» **Exercise prompt**: Copy out each line of the listing that has the word "Республика" in it.

(Data entries)
::::
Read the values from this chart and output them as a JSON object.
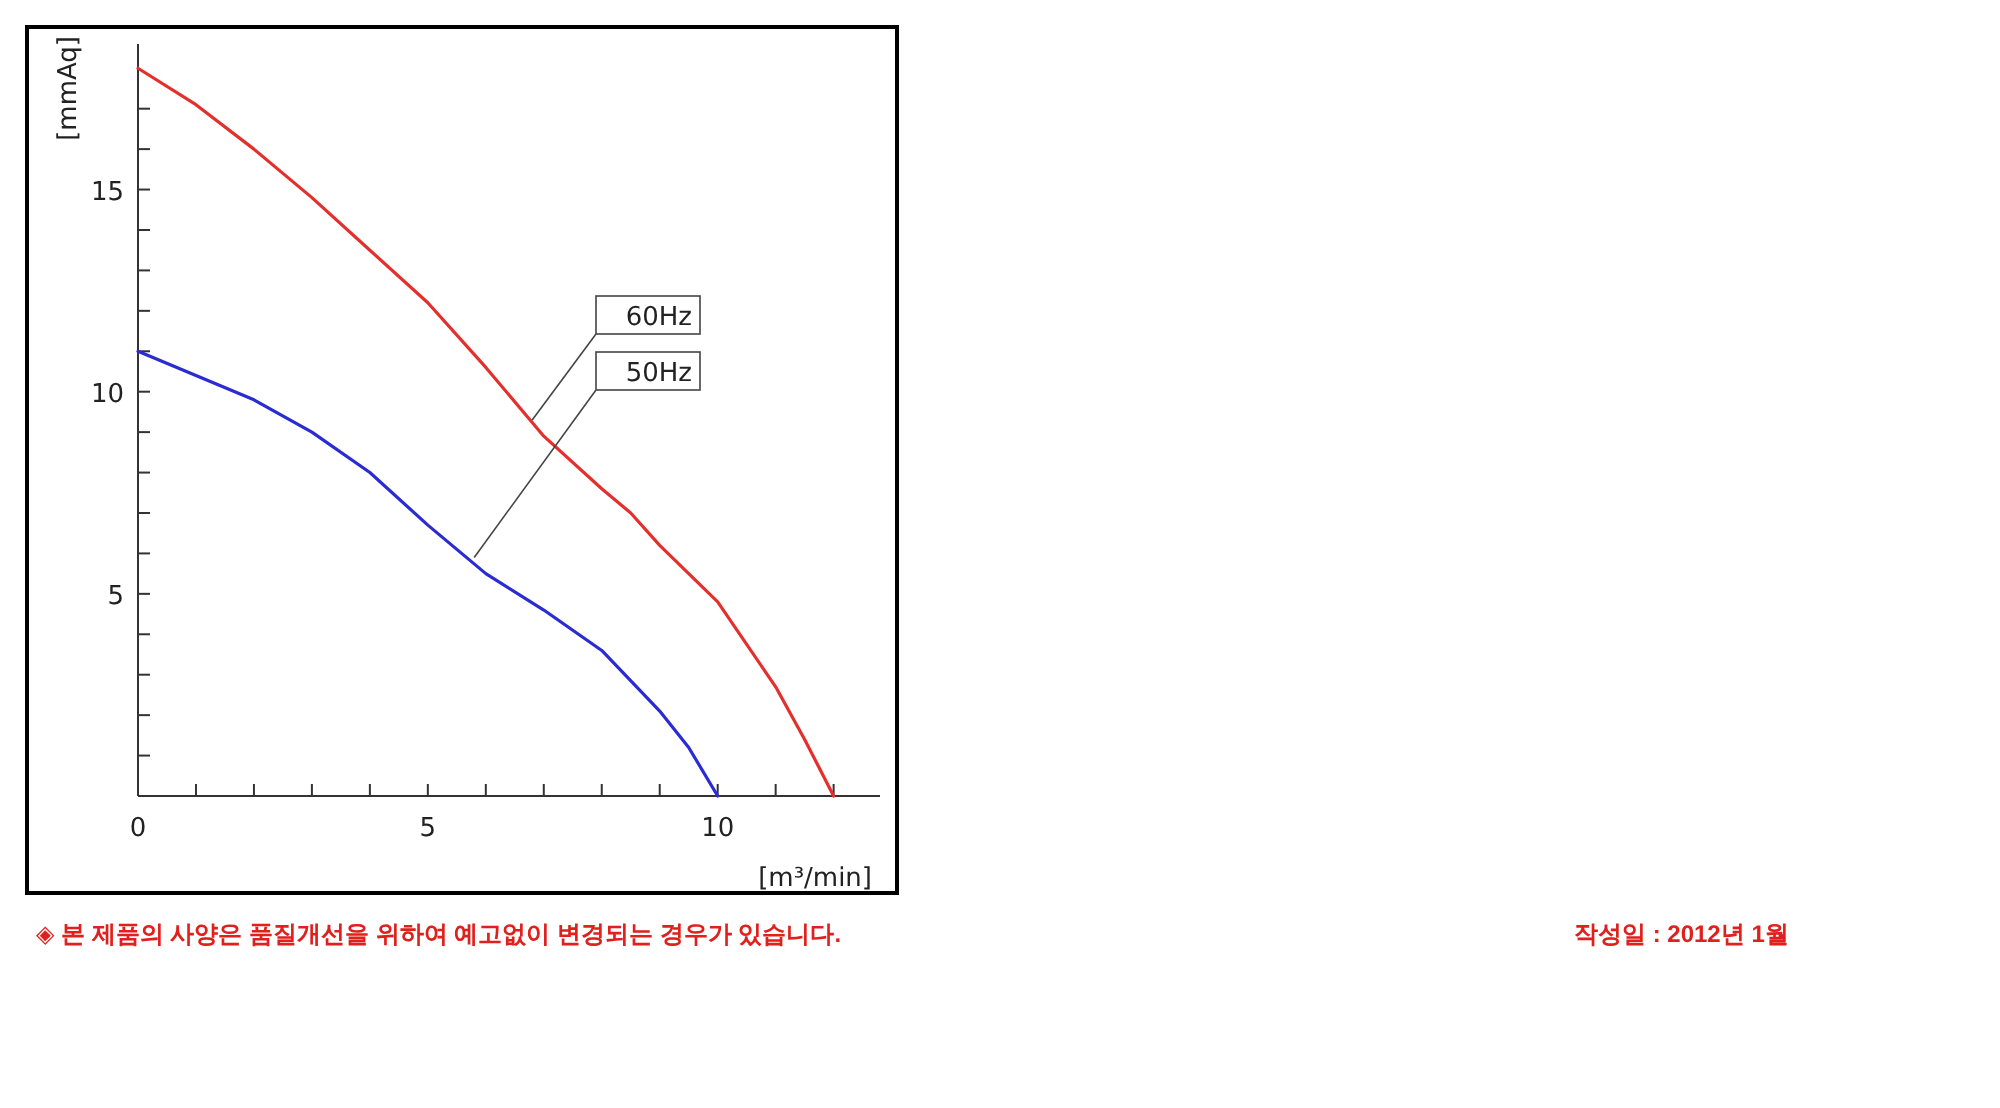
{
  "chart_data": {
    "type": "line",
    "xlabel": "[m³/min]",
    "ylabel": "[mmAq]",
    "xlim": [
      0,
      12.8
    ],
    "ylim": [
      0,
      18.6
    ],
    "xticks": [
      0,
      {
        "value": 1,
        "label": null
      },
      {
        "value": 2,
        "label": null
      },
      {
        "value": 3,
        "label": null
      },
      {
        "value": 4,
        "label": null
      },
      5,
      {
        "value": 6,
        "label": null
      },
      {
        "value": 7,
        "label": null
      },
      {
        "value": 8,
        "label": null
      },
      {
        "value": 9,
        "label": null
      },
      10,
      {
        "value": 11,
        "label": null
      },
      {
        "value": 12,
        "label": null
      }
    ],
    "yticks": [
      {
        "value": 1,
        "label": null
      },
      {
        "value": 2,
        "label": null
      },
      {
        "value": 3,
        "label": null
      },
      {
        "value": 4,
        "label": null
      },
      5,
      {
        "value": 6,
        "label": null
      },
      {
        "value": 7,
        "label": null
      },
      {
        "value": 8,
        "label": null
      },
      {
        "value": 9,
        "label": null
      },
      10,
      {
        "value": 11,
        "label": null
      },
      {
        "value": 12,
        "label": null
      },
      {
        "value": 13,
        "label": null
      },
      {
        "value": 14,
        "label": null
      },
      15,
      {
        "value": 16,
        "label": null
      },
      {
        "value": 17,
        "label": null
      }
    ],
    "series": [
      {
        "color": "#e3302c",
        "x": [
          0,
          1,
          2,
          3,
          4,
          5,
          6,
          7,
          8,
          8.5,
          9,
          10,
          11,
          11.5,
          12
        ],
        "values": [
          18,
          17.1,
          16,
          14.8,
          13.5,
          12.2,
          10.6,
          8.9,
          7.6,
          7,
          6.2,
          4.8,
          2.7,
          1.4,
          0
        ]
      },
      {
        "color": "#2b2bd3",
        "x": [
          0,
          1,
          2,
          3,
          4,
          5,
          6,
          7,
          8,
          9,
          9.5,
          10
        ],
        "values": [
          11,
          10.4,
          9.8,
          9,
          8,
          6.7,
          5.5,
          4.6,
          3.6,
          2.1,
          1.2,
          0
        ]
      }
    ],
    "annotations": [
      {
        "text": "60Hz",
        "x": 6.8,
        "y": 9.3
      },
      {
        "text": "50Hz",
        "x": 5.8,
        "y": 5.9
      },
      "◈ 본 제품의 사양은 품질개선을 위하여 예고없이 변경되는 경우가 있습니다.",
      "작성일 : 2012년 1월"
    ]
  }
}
::::
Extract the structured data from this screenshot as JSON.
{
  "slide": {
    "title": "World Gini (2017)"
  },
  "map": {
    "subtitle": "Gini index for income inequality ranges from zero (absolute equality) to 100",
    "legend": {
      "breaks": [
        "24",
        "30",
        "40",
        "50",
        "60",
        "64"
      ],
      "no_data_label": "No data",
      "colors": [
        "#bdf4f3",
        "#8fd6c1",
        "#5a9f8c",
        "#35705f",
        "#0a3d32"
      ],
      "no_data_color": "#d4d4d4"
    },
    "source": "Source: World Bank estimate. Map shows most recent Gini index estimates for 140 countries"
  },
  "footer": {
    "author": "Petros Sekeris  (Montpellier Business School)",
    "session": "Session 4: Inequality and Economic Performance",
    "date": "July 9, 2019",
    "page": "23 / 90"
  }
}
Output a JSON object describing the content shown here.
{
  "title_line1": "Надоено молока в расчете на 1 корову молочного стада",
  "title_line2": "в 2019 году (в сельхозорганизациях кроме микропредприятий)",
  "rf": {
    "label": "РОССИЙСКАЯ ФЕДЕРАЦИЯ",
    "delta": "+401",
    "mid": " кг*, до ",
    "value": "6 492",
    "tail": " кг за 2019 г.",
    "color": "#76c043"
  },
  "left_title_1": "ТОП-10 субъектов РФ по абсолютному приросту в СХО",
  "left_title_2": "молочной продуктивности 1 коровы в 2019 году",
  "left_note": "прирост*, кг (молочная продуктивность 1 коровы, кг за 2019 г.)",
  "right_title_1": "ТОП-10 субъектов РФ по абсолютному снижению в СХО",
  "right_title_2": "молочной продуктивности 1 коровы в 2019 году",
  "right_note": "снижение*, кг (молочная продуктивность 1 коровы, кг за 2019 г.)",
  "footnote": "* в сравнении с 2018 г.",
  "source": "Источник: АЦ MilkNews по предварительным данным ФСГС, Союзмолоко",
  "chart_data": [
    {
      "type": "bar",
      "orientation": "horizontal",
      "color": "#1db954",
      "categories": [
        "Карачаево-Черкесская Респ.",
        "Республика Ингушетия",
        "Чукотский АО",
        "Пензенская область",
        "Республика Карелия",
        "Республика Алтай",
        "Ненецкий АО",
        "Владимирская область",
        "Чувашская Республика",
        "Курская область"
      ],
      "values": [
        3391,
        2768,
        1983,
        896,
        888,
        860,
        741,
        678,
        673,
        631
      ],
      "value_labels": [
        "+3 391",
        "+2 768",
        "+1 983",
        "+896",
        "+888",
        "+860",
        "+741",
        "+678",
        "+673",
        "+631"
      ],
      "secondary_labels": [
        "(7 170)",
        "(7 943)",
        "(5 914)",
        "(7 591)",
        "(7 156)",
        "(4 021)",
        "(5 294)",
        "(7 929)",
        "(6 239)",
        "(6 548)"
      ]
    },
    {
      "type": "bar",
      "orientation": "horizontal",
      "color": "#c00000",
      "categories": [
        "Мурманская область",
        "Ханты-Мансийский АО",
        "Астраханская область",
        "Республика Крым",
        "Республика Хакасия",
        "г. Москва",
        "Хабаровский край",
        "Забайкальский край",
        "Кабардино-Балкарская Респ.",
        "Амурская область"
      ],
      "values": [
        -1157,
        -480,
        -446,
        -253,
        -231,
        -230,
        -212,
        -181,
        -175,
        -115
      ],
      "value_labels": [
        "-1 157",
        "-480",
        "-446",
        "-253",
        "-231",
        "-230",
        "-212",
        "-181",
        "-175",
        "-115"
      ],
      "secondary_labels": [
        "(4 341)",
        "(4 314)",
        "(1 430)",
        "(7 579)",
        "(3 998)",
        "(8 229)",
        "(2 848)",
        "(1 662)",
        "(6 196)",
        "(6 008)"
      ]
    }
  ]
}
::::
» **Task output**:
        "Республика Ингушетия",
        "Республика Карелия",
        "Республика Алтай",
        "Чувашская Республика",
        "Республика Крым",
        "Республика Хакасия",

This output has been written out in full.